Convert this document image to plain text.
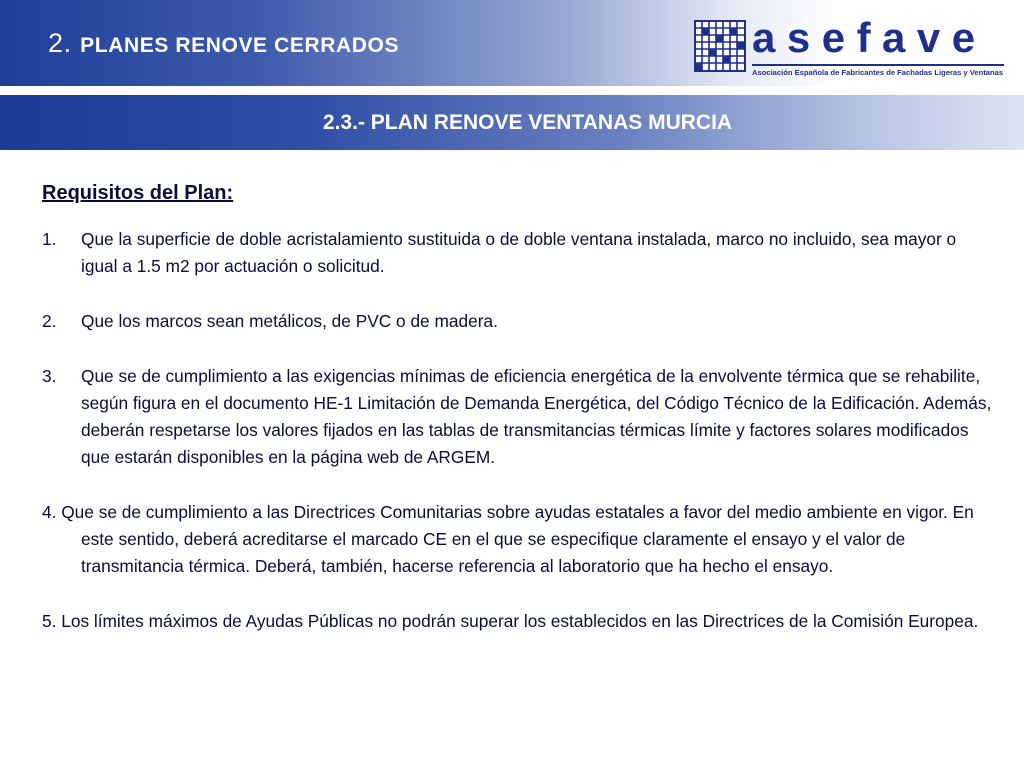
2. PLANES RENOVE CERRADOS	asefave
Asociación Española de Fabricantes de Fachadas Ligeras y Ventanas
2.3.- PLAN RENOVE VENTANAS MURCIA
Requisitos del Plan:
1. Que la superficie de doble acristalamiento sustituida o de doble ventana instalada, marco no incluido, sea mayor o igual a 1.5 m2 por actuación o solicitud.
2. Que los marcos sean metálicos, de PVC o de madera.
3. Que se de cumplimiento a las exigencias mínimas de eficiencia energética de la envolvente térmica que se rehabilite, según figura en el documento HE-1 Limitación de Demanda Energética, del Código Técnico de la Edificación. Además, deberán respetarse los valores fijados en las tablas de transmitancias térmicas límite y factores solares modificados que estarán disponibles en la página web de ARGEM.
4. Que se de cumplimiento a las Directrices Comunitarias sobre ayudas estatales a favor del medio ambiente en vigor. En este sentido, deberá acreditarse el marcado CE en el que se especifique claramente el ensayo y el valor de transmitancia térmica. Deberá, también, hacerse referencia al laboratorio que ha hecho el ensayo.
5. Los límites máximos de Ayudas Públicas no podrán superar los establecidos en las Directrices de la Comisión Europea.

* * * *

● EXERCISE DETAILS: Images should not appear in the copy; retype the listing above exactly.

● FINISHED EXERCISE:
Convert this document image to plain text.
2. PLANES RENOVE CERRADOS	asefave
Asociación Española de Fabricantes de Fachadas Ligeras y Ventanas
2.3.- PLAN RENOVE VENTANAS MURCIA
Requisitos del Plan:
1. Que la superficie de doble acristalamiento sustituida o de doble ventana instalada, marco no incluido, sea mayor o igual a 1.5 m2 por actuación o solicitud.
2. Que los marcos sean metálicos, de PVC o de madera.
3. Que se de cumplimiento a las exigencias mínimas de eficiencia energética de la envolvente térmica que se rehabilite, según figura en el documento HE-1 Limitación de Demanda Energética, del Código Técnico de la Edificación. Además, deberán respetarse los valores fijados en las tablas de transmitancias térmicas límite y factores solares modificados que estarán disponibles en la página web de ARGEM.
4. Que se de cumplimiento a las Directrices Comunitarias sobre ayudas estatales a favor del medio ambiente en vigor. En este sentido, deberá acreditarse el marcado CE en el que se especifique claramente el ensayo y el valor de transmitancia térmica. Deberá, también, hacerse referencia al laboratorio que ha hecho el ensayo.
5. Los límites máximos de Ayudas Públicas no podrán superar los establecidos en las Directrices de la Comisión Europea.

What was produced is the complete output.